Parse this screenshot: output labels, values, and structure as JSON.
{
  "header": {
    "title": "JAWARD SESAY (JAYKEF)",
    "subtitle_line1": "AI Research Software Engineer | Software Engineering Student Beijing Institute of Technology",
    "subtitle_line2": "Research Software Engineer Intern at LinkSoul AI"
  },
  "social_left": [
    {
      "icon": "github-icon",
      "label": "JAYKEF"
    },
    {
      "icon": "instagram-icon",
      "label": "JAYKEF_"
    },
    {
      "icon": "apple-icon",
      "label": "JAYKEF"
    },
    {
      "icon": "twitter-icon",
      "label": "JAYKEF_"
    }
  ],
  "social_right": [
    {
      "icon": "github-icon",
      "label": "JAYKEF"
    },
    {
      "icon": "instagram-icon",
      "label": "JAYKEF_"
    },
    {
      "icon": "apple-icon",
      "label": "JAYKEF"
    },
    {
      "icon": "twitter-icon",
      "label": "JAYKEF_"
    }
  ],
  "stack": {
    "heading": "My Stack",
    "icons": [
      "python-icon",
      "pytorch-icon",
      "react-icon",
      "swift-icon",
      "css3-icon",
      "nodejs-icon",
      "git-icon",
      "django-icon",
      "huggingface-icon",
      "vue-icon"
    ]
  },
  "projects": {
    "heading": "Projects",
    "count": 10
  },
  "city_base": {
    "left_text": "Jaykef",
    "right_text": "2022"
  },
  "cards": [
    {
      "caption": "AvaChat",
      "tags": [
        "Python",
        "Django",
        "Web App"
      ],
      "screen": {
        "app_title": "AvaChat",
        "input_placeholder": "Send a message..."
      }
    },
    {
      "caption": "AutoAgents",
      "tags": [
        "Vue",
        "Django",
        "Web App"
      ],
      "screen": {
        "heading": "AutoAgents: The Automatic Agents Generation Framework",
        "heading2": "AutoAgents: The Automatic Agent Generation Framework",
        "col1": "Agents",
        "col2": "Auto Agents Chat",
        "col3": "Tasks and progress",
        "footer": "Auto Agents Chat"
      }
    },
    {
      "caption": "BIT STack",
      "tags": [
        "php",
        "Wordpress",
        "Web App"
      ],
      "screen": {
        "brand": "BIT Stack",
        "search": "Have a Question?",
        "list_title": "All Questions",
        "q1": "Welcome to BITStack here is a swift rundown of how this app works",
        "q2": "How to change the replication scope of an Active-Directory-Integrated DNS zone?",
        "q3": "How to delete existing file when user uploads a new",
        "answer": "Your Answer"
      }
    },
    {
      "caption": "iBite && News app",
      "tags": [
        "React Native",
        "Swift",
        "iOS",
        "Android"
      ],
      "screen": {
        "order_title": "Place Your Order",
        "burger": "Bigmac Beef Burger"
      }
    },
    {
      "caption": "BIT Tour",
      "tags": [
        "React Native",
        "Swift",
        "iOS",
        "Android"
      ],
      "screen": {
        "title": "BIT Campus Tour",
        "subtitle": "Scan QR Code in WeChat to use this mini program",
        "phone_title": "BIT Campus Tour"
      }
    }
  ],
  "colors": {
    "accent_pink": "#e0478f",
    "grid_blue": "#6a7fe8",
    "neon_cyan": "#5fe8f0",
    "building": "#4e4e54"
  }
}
******************************
Task prompt:
Every line above should be written out again exactly as it stands.

Final answer:
Parse this screenshot: output labels, values, and structure as JSON.
{
  "header": {
    "title": "JAWARD SESAY (JAYKEF)",
    "subtitle_line1": "AI Research Software Engineer | Software Engineering Student Beijing Institute of Technology",
    "subtitle_line2": "Research Software Engineer Intern at LinkSoul AI"
  },
  "social_left": [
    {
      "icon": "github-icon",
      "label": "JAYKEF"
    },
    {
      "icon": "instagram-icon",
      "label": "JAYKEF_"
    },
    {
      "icon": "apple-icon",
      "label": "JAYKEF"
    },
    {
      "icon": "twitter-icon",
      "label": "JAYKEF_"
    }
  ],
  "social_right": [
    {
      "icon": "github-icon",
      "label": "JAYKEF"
    },
    {
      "icon": "instagram-icon",
      "label": "JAYKEF_"
    },
    {
      "icon": "apple-icon",
      "label": "JAYKEF"
    },
    {
      "icon": "twitter-icon",
      "label": "JAYKEF_"
    }
  ],
  "stack": {
    "heading": "My Stack",
    "icons": [
      "python-icon",
      "pytorch-icon",
      "react-icon",
      "swift-icon",
      "css3-icon",
      "nodejs-icon",
      "git-icon",
      "django-icon",
      "huggingface-icon",
      "vue-icon"
    ]
  },
  "projects": {
    "heading": "Projects",
    "count": 10
  },
  "city_base": {
    "left_text": "Jaykef",
    "right_text": "2022"
  },
  "cards": [
    {
      "caption": "AvaChat",
      "tags": [
        "Python",
        "Django",
        "Web App"
      ],
      "screen": {
        "app_title": "AvaChat",
        "input_placeholder": "Send a message..."
      }
    },
    {
      "caption": "AutoAgents",
      "tags": [
        "Vue",
        "Django",
        "Web App"
      ],
      "screen": {
        "heading": "AutoAgents: The Automatic Agents Generation Framework",
        "heading2": "AutoAgents: The Automatic Agent Generation Framework",
        "col1": "Agents",
        "col2": "Auto Agents Chat",
        "col3": "Tasks and progress",
        "footer": "Auto Agents Chat"
      }
    },
    {
      "caption": "BIT STack",
      "tags": [
        "php",
        "Wordpress",
        "Web App"
      ],
      "screen": {
        "brand": "BIT Stack",
        "search": "Have a Question?",
        "list_title": "All Questions",
        "q1": "Welcome to BITStack here is a swift rundown of how this app works",
        "q2": "How to change the replication scope of an Active-Directory-Integrated DNS zone?",
        "q3": "How to delete existing file when user uploads a new",
        "answer": "Your Answer"
      }
    },
    {
      "caption": "iBite && News app",
      "tags": [
        "React Native",
        "Swift",
        "iOS",
        "Android"
      ],
      "screen": {
        "order_title": "Place Your Order",
        "burger": "Bigmac Beef Burger"
      }
    },
    {
      "caption": "BIT Tour",
      "tags": [
        "React Native",
        "Swift",
        "iOS",
        "Android"
      ],
      "screen": {
        "title": "BIT Campus Tour",
        "subtitle": "Scan QR Code in WeChat to use this mini program",
        "phone_title": "BIT Campus Tour"
      }
    }
  ],
  "colors": {
    "accent_pink": "#e0478f",
    "grid_blue": "#6a7fe8",
    "neon_cyan": "#5fe8f0",
    "building": "#4e4e54"
  }
}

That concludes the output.